PROBLEM STATEMENT: Return the material word for word. Do not include pictures.

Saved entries
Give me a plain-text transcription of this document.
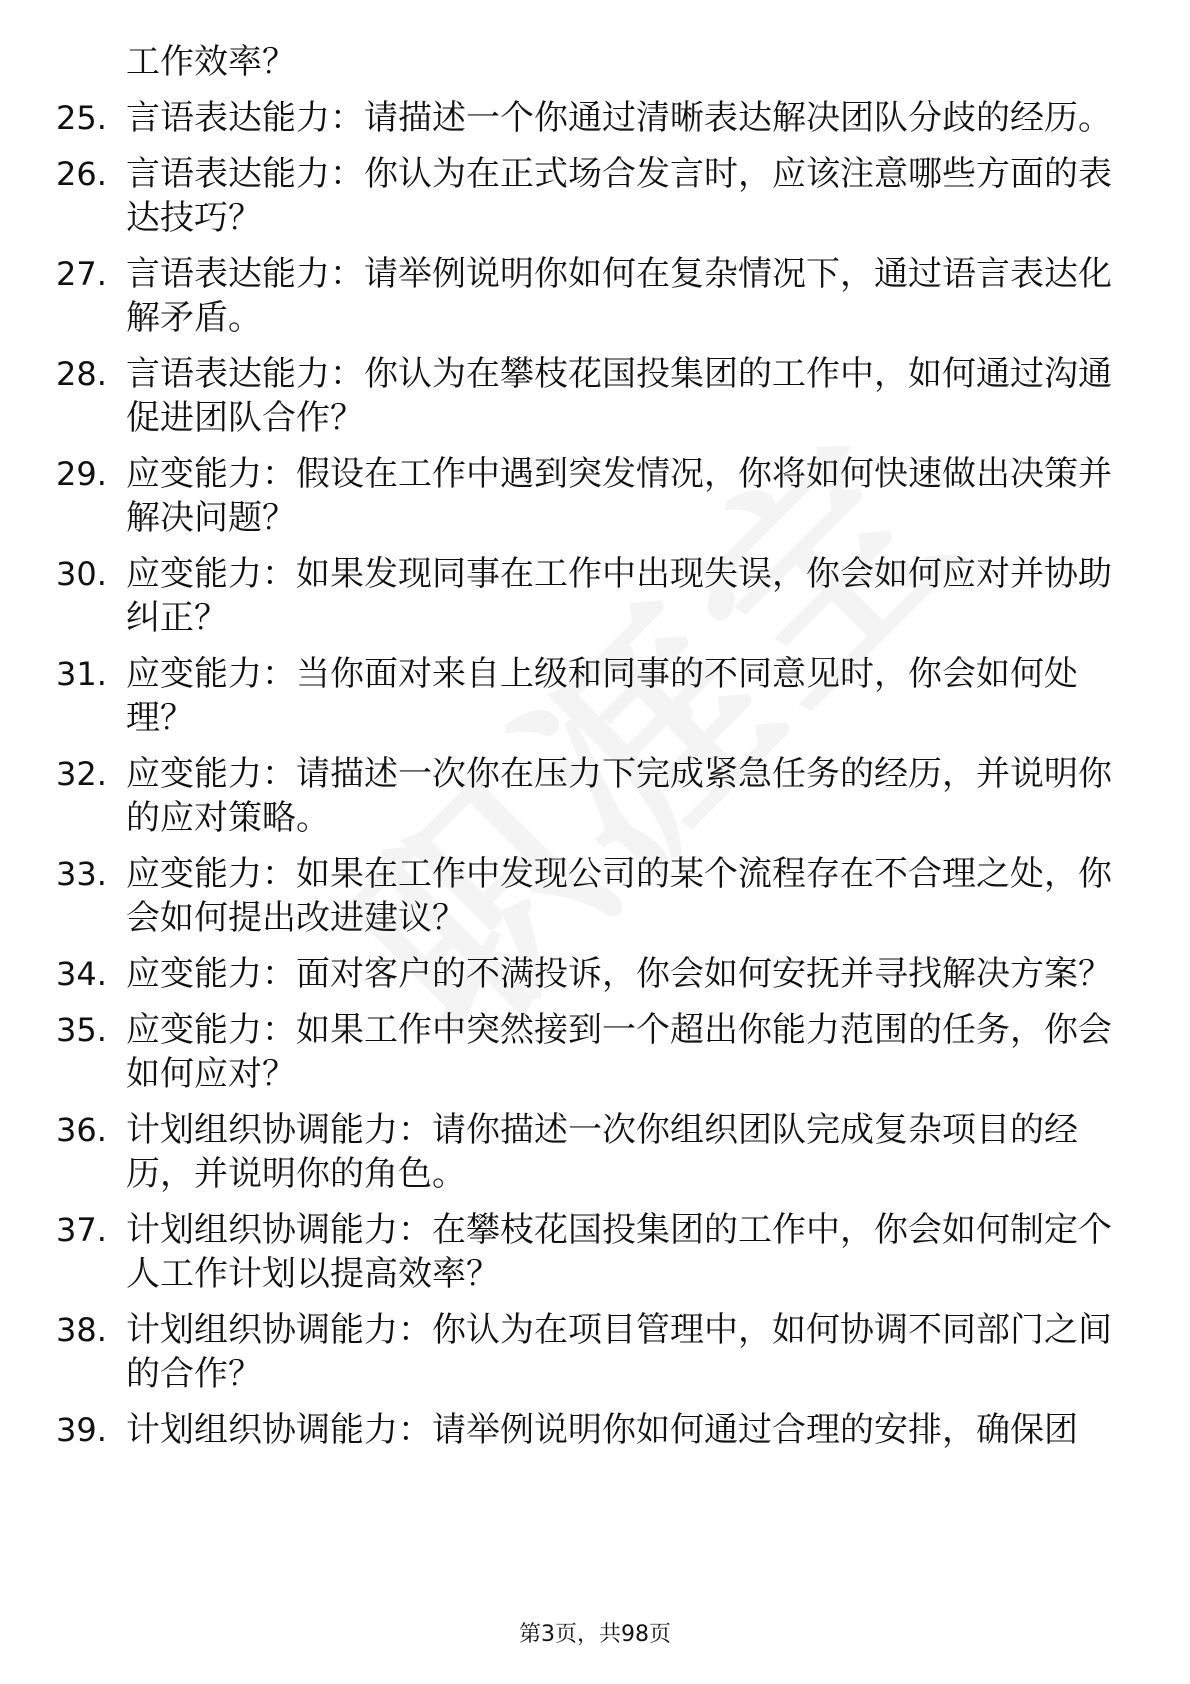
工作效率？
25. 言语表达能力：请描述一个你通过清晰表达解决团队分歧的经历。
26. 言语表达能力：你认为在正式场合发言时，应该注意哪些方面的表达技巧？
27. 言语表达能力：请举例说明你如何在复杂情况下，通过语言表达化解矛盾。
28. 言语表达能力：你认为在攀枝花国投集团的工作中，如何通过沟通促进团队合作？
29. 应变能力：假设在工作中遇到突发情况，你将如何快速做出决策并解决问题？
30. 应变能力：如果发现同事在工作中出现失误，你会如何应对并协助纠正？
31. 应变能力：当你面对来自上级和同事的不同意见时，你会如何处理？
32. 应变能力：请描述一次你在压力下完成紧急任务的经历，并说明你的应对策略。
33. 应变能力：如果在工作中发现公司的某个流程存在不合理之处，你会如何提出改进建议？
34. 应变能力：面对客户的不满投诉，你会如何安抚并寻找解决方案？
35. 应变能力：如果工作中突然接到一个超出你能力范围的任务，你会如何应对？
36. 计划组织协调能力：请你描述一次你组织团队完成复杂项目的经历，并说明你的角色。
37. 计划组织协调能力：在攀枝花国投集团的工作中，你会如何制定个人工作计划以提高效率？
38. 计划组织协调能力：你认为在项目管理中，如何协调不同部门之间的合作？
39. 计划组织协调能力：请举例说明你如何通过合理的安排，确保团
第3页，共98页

TASK RESULT:
Give me a plain-text transcription of this document.
工作效率？
25. 言语表达能力：请描述一个你通过清晰表达解决团队分歧的经历。
26. 言语表达能力：你认为在正式场合发言时，应该注意哪些方面的表达技巧？
27. 言语表达能力：请举例说明你如何在复杂情况下，通过语言表达化解矛盾。
28. 言语表达能力：你认为在攀枝花国投集团的工作中，如何通过沟通促进团队合作？
29. 应变能力：假设在工作中遇到突发情况，你将如何快速做出决策并解决问题？
30. 应变能力：如果发现同事在工作中出现失误，你会如何应对并协助纠正？
31. 应变能力：当你面对来自上级和同事的不同意见时，你会如何处理？
32. 应变能力：请描述一次你在压力下完成紧急任务的经历，并说明你的应对策略。
33. 应变能力：如果在工作中发现公司的某个流程存在不合理之处，你会如何提出改进建议？
34. 应变能力：面对客户的不满投诉，你会如何安抚并寻找解决方案？
35. 应变能力：如果工作中突然接到一个超出你能力范围的任务，你会如何应对？
36. 计划组织协调能力：请你描述一次你组织团队完成复杂项目的经历，并说明你的角色。
37. 计划组织协调能力：在攀枝花国投集团的工作中，你会如何制定个人工作计划以提高效率？
38. 计划组织协调能力：你认为在项目管理中，如何协调不同部门之间的合作？
39. 计划组织协调能力：请举例说明你如何通过合理的安排，确保团
第3页，共98页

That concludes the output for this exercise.